• _EXERCISE_: Scan the lines below for "page"; report the number of lines that contain it, and only that.

• _MATERIAL FOR THE TASK_:

^^^^^^^^^^^^^^^^

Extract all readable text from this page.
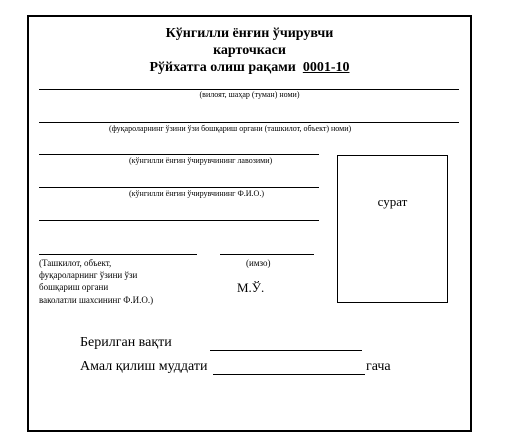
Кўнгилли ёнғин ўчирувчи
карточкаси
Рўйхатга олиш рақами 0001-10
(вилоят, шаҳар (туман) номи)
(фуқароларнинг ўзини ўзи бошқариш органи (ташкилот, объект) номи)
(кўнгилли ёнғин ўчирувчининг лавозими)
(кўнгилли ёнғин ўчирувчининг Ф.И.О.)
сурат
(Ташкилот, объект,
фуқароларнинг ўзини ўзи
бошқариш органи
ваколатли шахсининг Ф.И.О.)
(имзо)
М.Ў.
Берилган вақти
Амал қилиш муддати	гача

^^^^^^^^^^^^^^^^

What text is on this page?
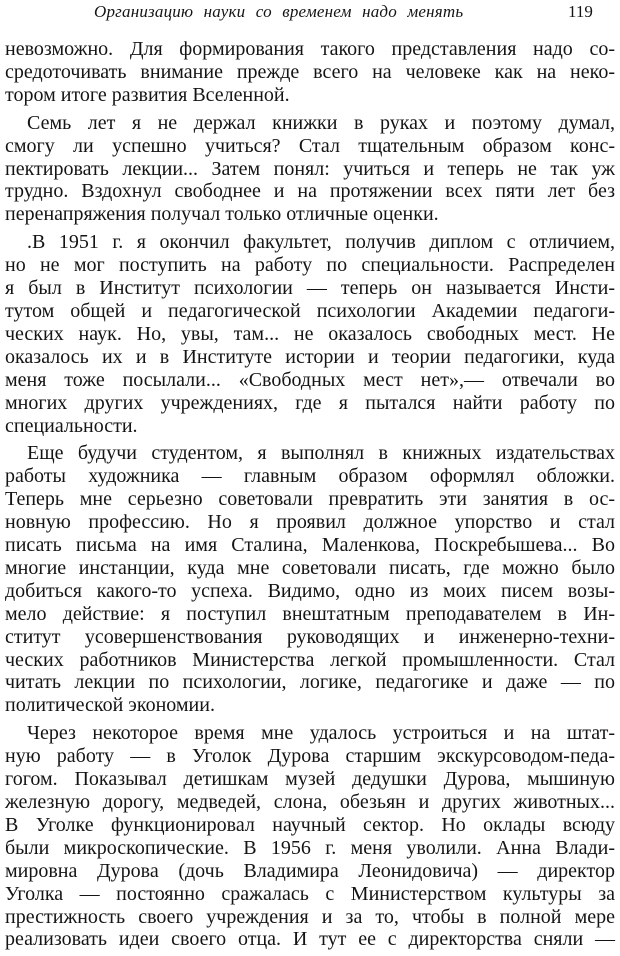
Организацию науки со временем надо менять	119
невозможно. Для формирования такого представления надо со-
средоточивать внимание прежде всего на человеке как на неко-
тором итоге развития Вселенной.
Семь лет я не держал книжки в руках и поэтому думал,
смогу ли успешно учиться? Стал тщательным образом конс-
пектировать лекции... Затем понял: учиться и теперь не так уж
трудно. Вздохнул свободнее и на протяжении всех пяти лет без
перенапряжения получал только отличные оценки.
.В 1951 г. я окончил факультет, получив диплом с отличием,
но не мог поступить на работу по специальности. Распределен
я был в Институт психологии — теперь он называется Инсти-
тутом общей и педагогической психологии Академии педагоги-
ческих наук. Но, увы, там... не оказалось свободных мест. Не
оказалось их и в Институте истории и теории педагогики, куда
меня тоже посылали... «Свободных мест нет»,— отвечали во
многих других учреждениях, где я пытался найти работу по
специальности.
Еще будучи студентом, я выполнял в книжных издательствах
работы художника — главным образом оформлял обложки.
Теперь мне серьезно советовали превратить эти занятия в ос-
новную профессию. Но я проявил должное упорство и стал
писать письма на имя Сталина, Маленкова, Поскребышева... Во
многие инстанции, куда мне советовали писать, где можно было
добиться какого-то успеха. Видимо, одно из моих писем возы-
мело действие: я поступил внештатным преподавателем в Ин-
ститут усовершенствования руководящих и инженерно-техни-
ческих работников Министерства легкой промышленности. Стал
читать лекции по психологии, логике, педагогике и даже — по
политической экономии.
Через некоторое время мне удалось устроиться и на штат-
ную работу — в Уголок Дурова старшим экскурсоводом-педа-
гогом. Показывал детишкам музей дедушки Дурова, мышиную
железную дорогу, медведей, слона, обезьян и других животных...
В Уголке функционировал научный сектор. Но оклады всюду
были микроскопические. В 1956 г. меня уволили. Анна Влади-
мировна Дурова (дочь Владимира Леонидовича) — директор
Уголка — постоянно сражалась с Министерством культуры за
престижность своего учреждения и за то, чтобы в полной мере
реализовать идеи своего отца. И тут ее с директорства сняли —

^^^^^^^^^^^^^^^^

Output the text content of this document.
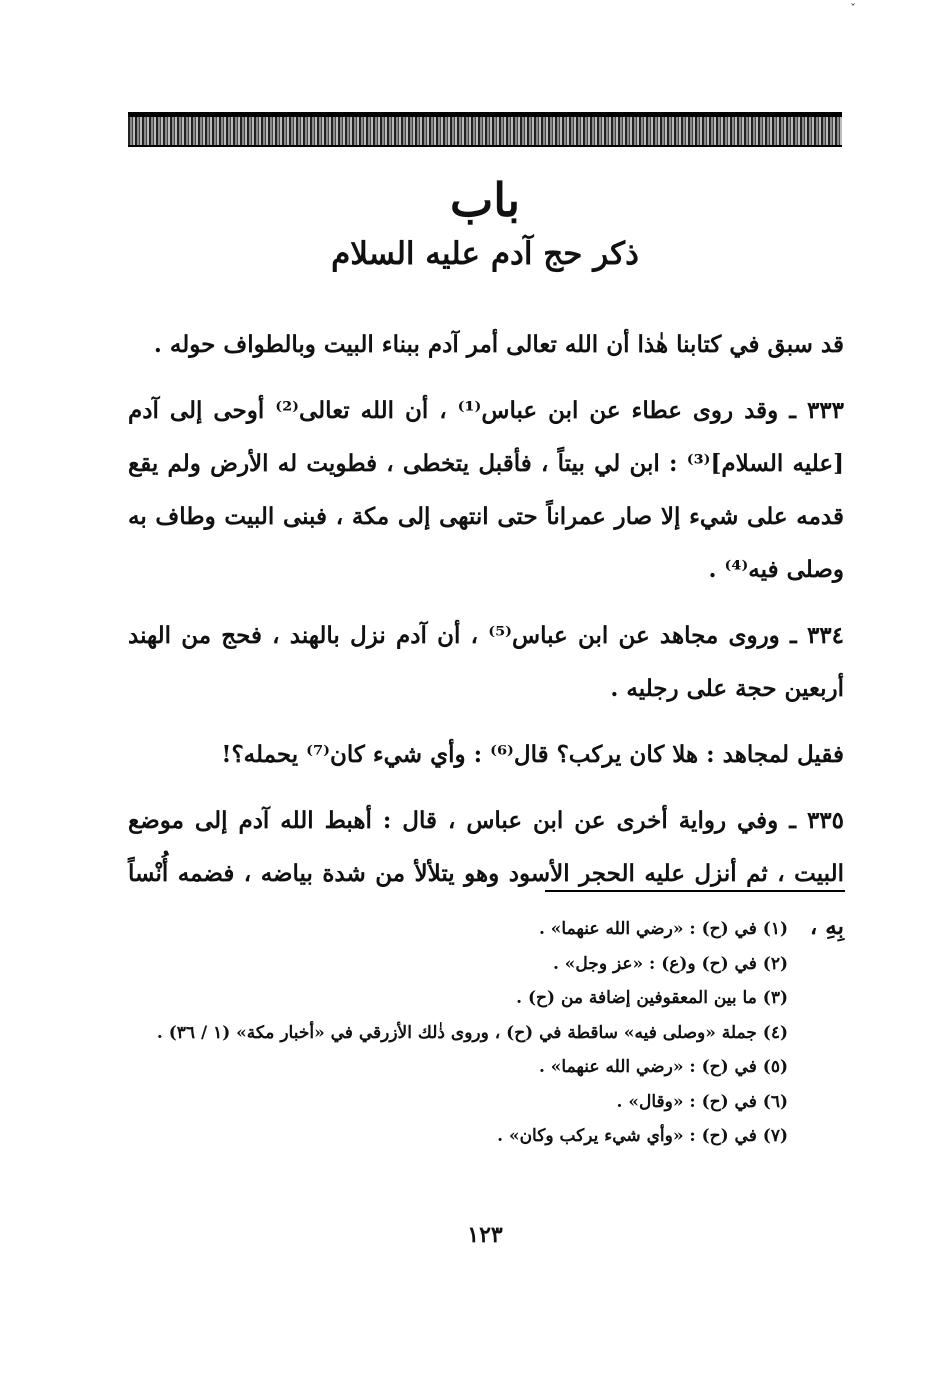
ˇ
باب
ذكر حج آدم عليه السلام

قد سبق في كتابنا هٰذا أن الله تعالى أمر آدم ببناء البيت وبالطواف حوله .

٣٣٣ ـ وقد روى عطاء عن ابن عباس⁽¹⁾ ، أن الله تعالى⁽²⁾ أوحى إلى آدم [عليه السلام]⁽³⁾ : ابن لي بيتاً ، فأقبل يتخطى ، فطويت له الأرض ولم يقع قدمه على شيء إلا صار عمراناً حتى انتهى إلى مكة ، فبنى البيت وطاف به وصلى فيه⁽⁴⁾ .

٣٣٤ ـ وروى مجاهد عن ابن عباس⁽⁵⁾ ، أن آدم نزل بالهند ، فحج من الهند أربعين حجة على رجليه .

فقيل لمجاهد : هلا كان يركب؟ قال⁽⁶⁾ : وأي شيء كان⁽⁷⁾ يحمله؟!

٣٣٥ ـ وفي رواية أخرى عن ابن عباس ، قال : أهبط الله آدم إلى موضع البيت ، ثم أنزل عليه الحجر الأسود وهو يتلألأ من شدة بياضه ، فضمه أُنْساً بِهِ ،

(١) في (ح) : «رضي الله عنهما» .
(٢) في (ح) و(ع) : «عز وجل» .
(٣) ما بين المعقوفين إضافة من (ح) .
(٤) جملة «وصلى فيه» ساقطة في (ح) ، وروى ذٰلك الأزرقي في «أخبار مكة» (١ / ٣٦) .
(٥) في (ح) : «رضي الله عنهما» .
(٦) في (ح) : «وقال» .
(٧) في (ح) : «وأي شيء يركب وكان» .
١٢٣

^^^^^^^^^^^^^^^^

• _RESPONSE TO THE EXERCISE_: 2